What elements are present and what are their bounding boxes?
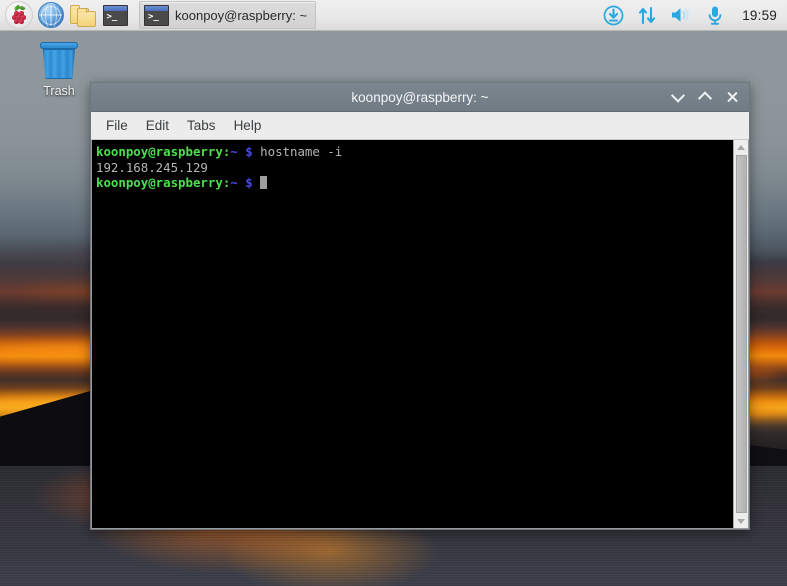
chevron-up-icon	[697, 91, 712, 106]
taskbar: >_ >_ koonpoy@raspberry: ~ 19:59	[0, 0, 787, 31]
terminal-cursor	[260, 176, 268, 190]
triangle-up-icon	[737, 144, 745, 150]
triangle-down-icon	[737, 518, 745, 524]
prompt-user-host: koonpoy@raspberry	[96, 175, 223, 191]
window-title: koonpoy@raspberry: ~	[351, 89, 489, 105]
terminal-titlebar[interactable]: koonpoy@raspberry: ~	[91, 83, 749, 112]
terminal-icon-prompt: >_	[106, 11, 118, 22]
terminal-scrollbar[interactable]	[733, 140, 748, 528]
raspberry-icon	[5, 1, 33, 29]
raspberry-berry	[12, 11, 26, 24]
taskbar-tray: 19:59	[602, 4, 787, 26]
folder-front	[77, 8, 96, 27]
terminal-launcher-button[interactable]: >_	[100, 1, 130, 29]
updates-icon[interactable]	[602, 4, 624, 26]
terminal-icon: >_	[102, 4, 128, 26]
raspberry-menu-button[interactable]	[4, 1, 34, 29]
microphone-icon[interactable]	[704, 4, 726, 26]
trash-label: Trash	[43, 84, 75, 98]
globe-icon	[38, 2, 64, 28]
maximize-button[interactable]	[697, 88, 712, 106]
terminal-line: koonpoy@raspberry:~ $ hostname -i	[96, 144, 733, 160]
terminal-icon: >_	[144, 4, 169, 26]
terminal-window[interactable]: koonpoy@raspberry: ~ File Edit Tabs Help…	[90, 82, 750, 530]
prompt-path: ~	[230, 144, 238, 159]
terminal-menubar: File Edit Tabs Help	[91, 112, 749, 140]
trash-bin-icon	[40, 42, 78, 80]
terminal-output: 192.168.245.129	[96, 159, 208, 175]
minimize-button[interactable]	[670, 88, 685, 106]
taskbar-window-label: koonpoy@raspberry: ~	[175, 7, 308, 23]
close-button[interactable]	[724, 88, 739, 106]
file-manager-button[interactable]	[68, 1, 98, 29]
menu-file[interactable]: File	[97, 115, 137, 136]
folder-icon	[70, 4, 96, 27]
terminal-line: 192.168.245.129	[96, 160, 733, 176]
scrollbar-down-button[interactable]	[733, 514, 748, 528]
clock[interactable]: 19:59	[742, 8, 777, 23]
menu-help[interactable]: Help	[225, 115, 271, 136]
terminal-command: hostname -i	[260, 144, 343, 159]
terminal-icon-prompt: >_	[148, 11, 159, 22]
prompt-symbol: $	[237, 175, 261, 191]
terminal-line: koonpoy@raspberry:~ $	[96, 175, 733, 191]
terminal-body[interactable]: koonpoy@raspberry:~ $ hostname -i 192.168…	[91, 140, 749, 529]
prompt-user-host: koonpoy@raspberry	[96, 144, 223, 159]
web-browser-button[interactable]	[36, 1, 66, 29]
prompt-symbol: $	[237, 144, 261, 159]
scrollbar-thumb[interactable]	[735, 155, 747, 513]
taskbar-window-button-terminal[interactable]: >_ koonpoy@raspberry: ~	[139, 1, 317, 29]
terminal-icon-titlebar	[145, 5, 168, 11]
desktop-icon-trash[interactable]: Trash	[30, 42, 88, 98]
trash-body	[43, 49, 75, 79]
close-icon	[726, 91, 738, 103]
taskbar-launchers: >_ >_ koonpoy@raspberry: ~	[0, 1, 317, 29]
terminal-icon-titlebar	[103, 5, 127, 11]
menu-tabs[interactable]: Tabs	[178, 115, 225, 136]
prompt-path: ~	[230, 175, 238, 191]
network-icon[interactable]	[636, 4, 658, 26]
desktop: Trash koonpoy@raspberry: ~ File Edit Tab…	[0, 0, 787, 586]
chevron-down-icon	[670, 88, 685, 103]
volume-icon[interactable]	[670, 4, 692, 26]
menu-edit[interactable]: Edit	[137, 115, 178, 136]
scrollbar-up-button[interactable]	[733, 140, 748, 154]
terminal-screen[interactable]: koonpoy@raspberry:~ $ hostname -i 192.168…	[92, 140, 733, 528]
trash-lid	[40, 42, 78, 49]
window-controls	[670, 88, 749, 106]
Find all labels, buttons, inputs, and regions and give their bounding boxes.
##############################
Work to do: Rename "terminal-line" to "console-line" in the listing, from the line containing "91, 712, 106]" through the line containing "terminal-body[interactable]: koonpoy@raspberry:~ $", inclusive, and give back only those lines with nothing else changed.

Complete answer:
chevron-up-icon	[697, 91, 712, 106]
taskbar: >_ >_ koonpoy@raspberry: ~ 19:59	[0, 0, 787, 31]
terminal-cursor	[260, 176, 268, 190]
triangle-up-icon	[737, 144, 745, 150]
triangle-down-icon	[737, 518, 745, 524]
prompt-user-host: koonpoy@raspberry	[96, 175, 223, 191]
window-title: koonpoy@raspberry: ~	[351, 89, 489, 105]
terminal-titlebar[interactable]: koonpoy@raspberry: ~	[91, 83, 749, 112]
terminal-icon-prompt: >_	[106, 11, 118, 22]
terminal-scrollbar[interactable]	[733, 140, 748, 528]
raspberry-icon	[5, 1, 33, 29]
raspberry-berry	[12, 11, 26, 24]
taskbar-tray: 19:59	[602, 4, 787, 26]
folder-front	[77, 8, 96, 27]
terminal-launcher-button[interactable]: >_	[100, 1, 130, 29]
updates-icon[interactable]	[602, 4, 624, 26]
terminal-icon: >_	[102, 4, 128, 26]
raspberry-menu-button[interactable]	[4, 1, 34, 29]
microphone-icon[interactable]	[704, 4, 726, 26]
trash-label: Trash	[43, 84, 75, 98]
globe-icon	[38, 2, 64, 28]
maximize-button[interactable]	[697, 88, 712, 106]
console-line: koonpoy@raspberry:~ $ hostname -i	[96, 144, 733, 160]
terminal-icon: >_	[144, 4, 169, 26]
terminal-window[interactable]: koonpoy@raspberry: ~ File Edit Tabs Help…	[90, 82, 750, 530]
prompt-path: ~	[230, 144, 238, 159]
terminal-menubar: File Edit Tabs Help	[91, 112, 749, 140]
trash-bin-icon	[40, 42, 78, 80]
terminal-output: 192.168.245.129	[96, 159, 208, 175]
minimize-button[interactable]	[670, 88, 685, 106]
taskbar-window-label: koonpoy@raspberry: ~	[175, 7, 308, 23]
close-button[interactable]	[724, 88, 739, 106]
file-manager-button[interactable]	[68, 1, 98, 29]
menu-file[interactable]: File	[97, 115, 137, 136]
folder-icon	[70, 4, 96, 27]
console-line: 192.168.245.129	[96, 160, 733, 176]
scrollbar-down-button[interactable]	[733, 514, 748, 528]
clock[interactable]: 19:59	[742, 8, 777, 23]
menu-help[interactable]: Help	[225, 115, 271, 136]
terminal-command: hostname -i	[260, 144, 343, 159]
terminal-icon-prompt: >_	[148, 11, 159, 22]
prompt-symbol: $	[237, 175, 261, 191]
console-line: koonpoy@raspberry:~ $	[96, 175, 733, 191]
terminal-body[interactable]: koonpoy@raspberry:~ $ hostname -i 192.168…	[91, 140, 749, 529]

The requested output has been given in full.